Begin Information given

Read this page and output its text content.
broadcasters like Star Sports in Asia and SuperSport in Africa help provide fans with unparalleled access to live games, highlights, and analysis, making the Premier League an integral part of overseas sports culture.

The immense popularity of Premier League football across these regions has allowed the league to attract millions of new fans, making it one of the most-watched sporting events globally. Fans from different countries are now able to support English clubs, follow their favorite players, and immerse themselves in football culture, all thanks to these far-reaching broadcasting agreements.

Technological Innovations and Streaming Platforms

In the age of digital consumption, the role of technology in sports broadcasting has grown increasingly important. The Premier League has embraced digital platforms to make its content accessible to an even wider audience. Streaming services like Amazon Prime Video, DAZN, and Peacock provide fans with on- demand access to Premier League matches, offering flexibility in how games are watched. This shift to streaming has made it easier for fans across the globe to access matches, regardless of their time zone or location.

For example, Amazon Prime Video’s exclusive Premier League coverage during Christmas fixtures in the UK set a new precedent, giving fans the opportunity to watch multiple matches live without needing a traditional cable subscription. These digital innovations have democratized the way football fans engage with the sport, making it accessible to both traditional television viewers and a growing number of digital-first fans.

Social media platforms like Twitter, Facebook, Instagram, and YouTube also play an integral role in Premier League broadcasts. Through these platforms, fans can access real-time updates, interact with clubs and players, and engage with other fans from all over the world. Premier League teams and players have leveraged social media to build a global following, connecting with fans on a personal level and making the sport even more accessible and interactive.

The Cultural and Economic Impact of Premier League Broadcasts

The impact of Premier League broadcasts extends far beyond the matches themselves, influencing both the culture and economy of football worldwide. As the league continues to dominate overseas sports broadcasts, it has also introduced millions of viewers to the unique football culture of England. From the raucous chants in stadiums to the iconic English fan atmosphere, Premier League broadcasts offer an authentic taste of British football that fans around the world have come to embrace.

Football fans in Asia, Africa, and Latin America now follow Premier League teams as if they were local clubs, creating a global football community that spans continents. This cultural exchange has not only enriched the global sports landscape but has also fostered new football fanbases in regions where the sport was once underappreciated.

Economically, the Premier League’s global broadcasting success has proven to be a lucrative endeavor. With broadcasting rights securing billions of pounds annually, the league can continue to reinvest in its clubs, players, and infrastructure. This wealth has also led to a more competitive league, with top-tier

End Information given

§ **Description of the task**
Copy all of the data. Keep every word exactly as it is.

§ **Finished answer**
Read this page and output its text content.
broadcasters like Star Sports in Asia and SuperSport in Africa help provide fans with unparalleled access to live games, highlights, and analysis, making the Premier League an integral part of overseas sports culture.

The immense popularity of Premier League football across these regions has allowed the league to attract millions of new fans, making it one of the most-watched sporting events globally. Fans from different countries are now able to support English clubs, follow their favorite players, and immerse themselves in football culture, all thanks to these far-reaching broadcasting agreements.

Technological Innovations and Streaming Platforms

In the age of digital consumption, the role of technology in sports broadcasting has grown increasingly important. The Premier League has embraced digital platforms to make its content accessible to an even wider audience. Streaming services like Amazon Prime Video, DAZN, and Peacock provide fans with on- demand access to Premier League matches, offering flexibility in how games are watched. This shift to streaming has made it easier for fans across the globe to access matches, regardless of their time zone or location.

For example, Amazon Prime Video’s exclusive Premier League coverage during Christmas fixtures in the UK set a new precedent, giving fans the opportunity to watch multiple matches live without needing a traditional cable subscription. These digital innovations have democratized the way football fans engage with the sport, making it accessible to both traditional television viewers and a growing number of digital-first fans.

Social media platforms like Twitter, Facebook, Instagram, and YouTube also play an integral role in Premier League broadcasts. Through these platforms, fans can access real-time updates, interact with clubs and players, and engage with other fans from all over the world. Premier League teams and players have leveraged social media to build a global following, connecting with fans on a personal level and making the sport even more accessible and interactive.

The Cultural and Economic Impact of Premier League Broadcasts

The impact of Premier League broadcasts extends far beyond the matches themselves, influencing both the culture and economy of football worldwide. As the league continues to dominate overseas sports broadcasts, it has also introduced millions of viewers to the unique football culture of England. From the raucous chants in stadiums to the iconic English fan atmosphere, Premier League broadcasts offer an authentic taste of British football that fans around the world have come to embrace.

Football fans in Asia, Africa, and Latin America now follow Premier League teams as if they were local clubs, creating a global football community that spans continents. This cultural exchange has not only enriched the global sports landscape but has also fostered new football fanbases in regions where the sport was once underappreciated.

Economically, the Premier League’s global broadcasting success has proven to be a lucrative endeavor. With broadcasting rights securing billions of pounds annually, the league can continue to reinvest in its clubs, players, and infrastructure. This wealth has also led to a more competitive league, with top-tier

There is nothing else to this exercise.